> _WRITTEN TASK_
Set out each line from the following listing that includes the word "size".

> _RECORD LIST_
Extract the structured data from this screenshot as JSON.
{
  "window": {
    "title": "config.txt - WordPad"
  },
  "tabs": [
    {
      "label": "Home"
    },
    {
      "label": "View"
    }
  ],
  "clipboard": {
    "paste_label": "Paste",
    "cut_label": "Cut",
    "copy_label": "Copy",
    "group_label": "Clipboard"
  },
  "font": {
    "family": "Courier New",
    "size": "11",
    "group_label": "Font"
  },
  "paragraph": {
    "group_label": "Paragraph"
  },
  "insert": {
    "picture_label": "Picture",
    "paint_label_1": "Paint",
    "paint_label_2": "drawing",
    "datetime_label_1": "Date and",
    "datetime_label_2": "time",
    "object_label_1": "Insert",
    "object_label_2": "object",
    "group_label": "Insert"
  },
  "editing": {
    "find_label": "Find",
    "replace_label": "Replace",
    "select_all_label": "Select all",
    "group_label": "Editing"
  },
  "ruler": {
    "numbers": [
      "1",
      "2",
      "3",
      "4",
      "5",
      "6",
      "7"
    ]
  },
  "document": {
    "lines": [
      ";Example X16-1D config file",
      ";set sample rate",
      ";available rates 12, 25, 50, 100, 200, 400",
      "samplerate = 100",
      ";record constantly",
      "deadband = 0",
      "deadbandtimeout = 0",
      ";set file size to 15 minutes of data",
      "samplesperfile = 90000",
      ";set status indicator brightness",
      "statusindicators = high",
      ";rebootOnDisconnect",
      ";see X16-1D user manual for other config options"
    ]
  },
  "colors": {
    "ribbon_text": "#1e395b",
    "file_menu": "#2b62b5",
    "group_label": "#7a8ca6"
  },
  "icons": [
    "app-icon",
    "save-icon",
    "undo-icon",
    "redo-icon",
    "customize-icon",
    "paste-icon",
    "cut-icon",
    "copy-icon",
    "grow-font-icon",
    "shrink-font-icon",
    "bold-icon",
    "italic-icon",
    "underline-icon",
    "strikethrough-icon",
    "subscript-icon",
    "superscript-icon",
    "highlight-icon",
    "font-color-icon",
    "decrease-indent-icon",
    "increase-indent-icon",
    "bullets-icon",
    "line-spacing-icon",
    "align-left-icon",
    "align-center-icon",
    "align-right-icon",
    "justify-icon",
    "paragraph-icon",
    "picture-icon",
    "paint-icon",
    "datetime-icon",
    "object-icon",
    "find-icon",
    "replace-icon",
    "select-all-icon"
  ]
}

> _ANSWER TO THE TASK_
    "size": "11",
      ";set file size to 15 minutes of data",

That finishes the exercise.